======== Excerpt to read

Add a write_bom() method to the Writer

dralley · dralley · commit b302b6fca95d · 2022-08-16T23:08:08.000-04:00
diff --git a/Changelog.md b/Changelog.md
@@ -40,7 +40,7 @@
 - [#450]: Added support of asynchronous [tokio](https://tokio.rs/) readers
 - [#455]: Change return type of all `read_to_end*` methods to return a span between tags
 - [#455]: Added `Reader::read_text` method to return a raw content (including markup) between tags
-
+- [#459]: Added a `Writer::write_bom()` method for inserting a Byte-Order-Mark into the document.
 
 ### Bug Fixes
 
@@ -175,11 +175,13 @@
 - [#440]: Removed `Deserializer::from_slice` and `quick_xml::de::from_slice` methods because deserializing from a byte
   array cannot guarantee borrowing due to possible copying while decoding.
 
-- [#455]: Removed `Reader::read_text_into` which is only not a better wrapper over match on `Event::Text`
+- [#455]: Removed `Reader::read_text_into` which is just a thin wrapper over match on `Event::Text`
 
 - [#456]: Reader and writer stuff grouped under `reader` and `writer` modules.

================
======== Given records

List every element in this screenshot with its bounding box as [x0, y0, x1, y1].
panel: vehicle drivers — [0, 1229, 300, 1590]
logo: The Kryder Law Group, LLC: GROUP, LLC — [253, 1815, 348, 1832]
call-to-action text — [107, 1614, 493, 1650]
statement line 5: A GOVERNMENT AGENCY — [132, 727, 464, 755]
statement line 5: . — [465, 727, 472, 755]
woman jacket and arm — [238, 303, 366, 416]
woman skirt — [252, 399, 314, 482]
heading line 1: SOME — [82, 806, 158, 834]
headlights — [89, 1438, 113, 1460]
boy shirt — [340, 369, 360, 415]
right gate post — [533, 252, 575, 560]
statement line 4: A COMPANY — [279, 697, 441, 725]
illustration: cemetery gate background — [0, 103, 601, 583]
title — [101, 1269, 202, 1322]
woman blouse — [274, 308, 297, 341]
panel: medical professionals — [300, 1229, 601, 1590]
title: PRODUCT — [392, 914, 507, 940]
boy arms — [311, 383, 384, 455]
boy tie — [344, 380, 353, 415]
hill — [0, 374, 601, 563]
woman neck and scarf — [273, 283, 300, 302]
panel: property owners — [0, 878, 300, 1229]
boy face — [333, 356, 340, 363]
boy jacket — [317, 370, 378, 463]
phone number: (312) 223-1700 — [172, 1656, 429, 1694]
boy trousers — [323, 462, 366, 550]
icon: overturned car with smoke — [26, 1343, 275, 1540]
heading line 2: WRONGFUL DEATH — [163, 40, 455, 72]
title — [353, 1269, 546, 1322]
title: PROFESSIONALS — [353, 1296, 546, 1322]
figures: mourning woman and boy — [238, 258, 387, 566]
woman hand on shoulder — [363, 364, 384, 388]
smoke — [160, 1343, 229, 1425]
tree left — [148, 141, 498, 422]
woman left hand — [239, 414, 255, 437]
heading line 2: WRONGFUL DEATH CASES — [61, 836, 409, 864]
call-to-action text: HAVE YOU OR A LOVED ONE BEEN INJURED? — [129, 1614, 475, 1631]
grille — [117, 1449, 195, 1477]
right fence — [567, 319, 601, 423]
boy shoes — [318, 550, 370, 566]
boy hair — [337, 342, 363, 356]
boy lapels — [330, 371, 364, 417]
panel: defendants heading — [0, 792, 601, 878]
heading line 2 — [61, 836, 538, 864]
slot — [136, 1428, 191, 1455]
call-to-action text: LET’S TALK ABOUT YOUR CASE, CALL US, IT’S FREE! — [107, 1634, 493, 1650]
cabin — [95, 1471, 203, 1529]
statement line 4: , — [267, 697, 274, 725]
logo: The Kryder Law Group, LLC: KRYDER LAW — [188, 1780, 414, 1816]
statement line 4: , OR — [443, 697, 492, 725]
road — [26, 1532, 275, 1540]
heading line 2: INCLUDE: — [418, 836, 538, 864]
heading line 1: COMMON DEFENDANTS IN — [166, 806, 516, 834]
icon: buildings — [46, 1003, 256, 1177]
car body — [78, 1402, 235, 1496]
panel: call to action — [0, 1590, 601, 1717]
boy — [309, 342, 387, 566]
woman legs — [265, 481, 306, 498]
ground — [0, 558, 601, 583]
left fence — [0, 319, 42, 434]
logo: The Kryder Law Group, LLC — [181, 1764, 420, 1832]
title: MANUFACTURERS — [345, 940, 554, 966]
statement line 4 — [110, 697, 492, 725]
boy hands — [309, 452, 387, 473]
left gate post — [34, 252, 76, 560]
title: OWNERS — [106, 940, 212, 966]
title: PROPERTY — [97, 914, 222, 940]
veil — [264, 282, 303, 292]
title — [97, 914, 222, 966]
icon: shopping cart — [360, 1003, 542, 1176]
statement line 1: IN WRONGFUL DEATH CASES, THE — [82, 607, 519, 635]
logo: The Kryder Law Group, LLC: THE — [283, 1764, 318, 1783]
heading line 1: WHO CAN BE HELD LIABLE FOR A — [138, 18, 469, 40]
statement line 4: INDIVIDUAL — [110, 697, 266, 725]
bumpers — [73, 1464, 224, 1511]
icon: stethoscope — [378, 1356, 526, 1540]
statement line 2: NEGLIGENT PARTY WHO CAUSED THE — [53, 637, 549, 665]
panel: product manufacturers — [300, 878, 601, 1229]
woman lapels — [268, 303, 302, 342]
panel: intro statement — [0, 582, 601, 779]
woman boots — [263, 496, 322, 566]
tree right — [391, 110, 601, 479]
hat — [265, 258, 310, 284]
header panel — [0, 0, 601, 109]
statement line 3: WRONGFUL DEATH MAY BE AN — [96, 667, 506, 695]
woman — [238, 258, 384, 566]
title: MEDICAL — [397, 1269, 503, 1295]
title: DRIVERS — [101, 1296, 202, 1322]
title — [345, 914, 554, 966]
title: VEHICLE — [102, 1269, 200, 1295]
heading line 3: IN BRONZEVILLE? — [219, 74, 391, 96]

================
======== Given records

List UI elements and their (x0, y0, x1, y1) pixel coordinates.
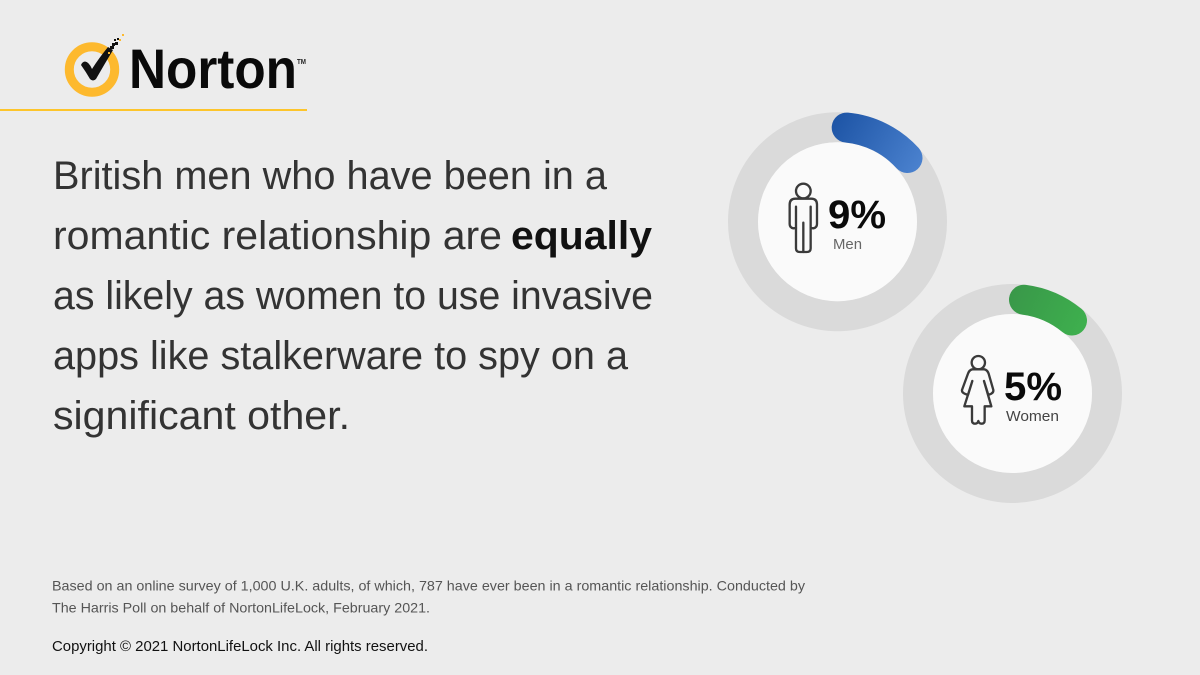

================
======== Given records

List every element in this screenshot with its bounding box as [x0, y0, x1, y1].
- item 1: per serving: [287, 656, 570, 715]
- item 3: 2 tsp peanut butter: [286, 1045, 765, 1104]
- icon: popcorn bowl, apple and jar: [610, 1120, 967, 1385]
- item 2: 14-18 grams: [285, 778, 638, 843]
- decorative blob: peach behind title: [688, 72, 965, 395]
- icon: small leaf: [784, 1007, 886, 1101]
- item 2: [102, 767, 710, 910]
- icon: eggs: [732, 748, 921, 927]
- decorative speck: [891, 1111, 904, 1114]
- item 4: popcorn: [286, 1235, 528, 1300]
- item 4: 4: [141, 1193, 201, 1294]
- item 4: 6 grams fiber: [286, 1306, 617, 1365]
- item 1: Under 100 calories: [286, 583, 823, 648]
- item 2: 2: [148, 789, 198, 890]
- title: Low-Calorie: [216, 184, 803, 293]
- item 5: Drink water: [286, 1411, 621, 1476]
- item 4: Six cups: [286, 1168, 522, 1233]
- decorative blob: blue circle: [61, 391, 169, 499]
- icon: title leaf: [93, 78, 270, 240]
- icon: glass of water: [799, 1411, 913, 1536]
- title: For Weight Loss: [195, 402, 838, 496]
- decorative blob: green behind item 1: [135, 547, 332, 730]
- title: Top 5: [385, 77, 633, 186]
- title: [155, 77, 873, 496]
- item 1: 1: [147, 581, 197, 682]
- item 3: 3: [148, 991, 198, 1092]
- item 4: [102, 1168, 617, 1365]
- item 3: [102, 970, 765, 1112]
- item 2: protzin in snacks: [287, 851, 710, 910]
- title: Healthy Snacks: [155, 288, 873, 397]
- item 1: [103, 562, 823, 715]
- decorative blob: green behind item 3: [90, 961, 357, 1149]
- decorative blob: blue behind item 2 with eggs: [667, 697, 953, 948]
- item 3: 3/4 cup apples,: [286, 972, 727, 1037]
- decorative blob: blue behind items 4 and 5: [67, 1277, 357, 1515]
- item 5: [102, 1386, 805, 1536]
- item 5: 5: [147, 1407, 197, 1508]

================

* [Required task 1]
Write out the stretch of the changelog diff from "dralley · dralley" through "into the document.".
* [Required task 2]
Translate this sentence from the changelog diff into Spanish: "Added a `Writer::write_bom()` method for inserting a Byte-Order-Mark into the document."
* [Required task 3]
List every distinct number that appears in square brackets after a # sign in the changelog diff.
The listing is separate material with no connection to the changelog diff.

* [Worked solution 1]
dralley · dralley · commit b302b6fca95d · 2022-08-16T23:08:08.000-04:00
diff --git a/Changelog.md b/Changelog.md
@@ -40,7 +40,7 @@
 - [#450]: Added support of asynchronous [tokio](https://tokio.rs/) readers
 - [#455]: Change return type of all `read_to_end*` methods to return a span between tags
 - [#455]: Added `Reader::read_text` method to return a raw content (including markup) between tags
-
+- [#459]: Added a `Writer::write_bom()` method for inserting a Byte-Order-Mark into the document.

* [Worked solution 2]
Se agregó un método `Writer::write_bom()` para insertar una marca de orden de bytes en el documento.

* [Worked solution 3]
#450, #455, #459, #440, #456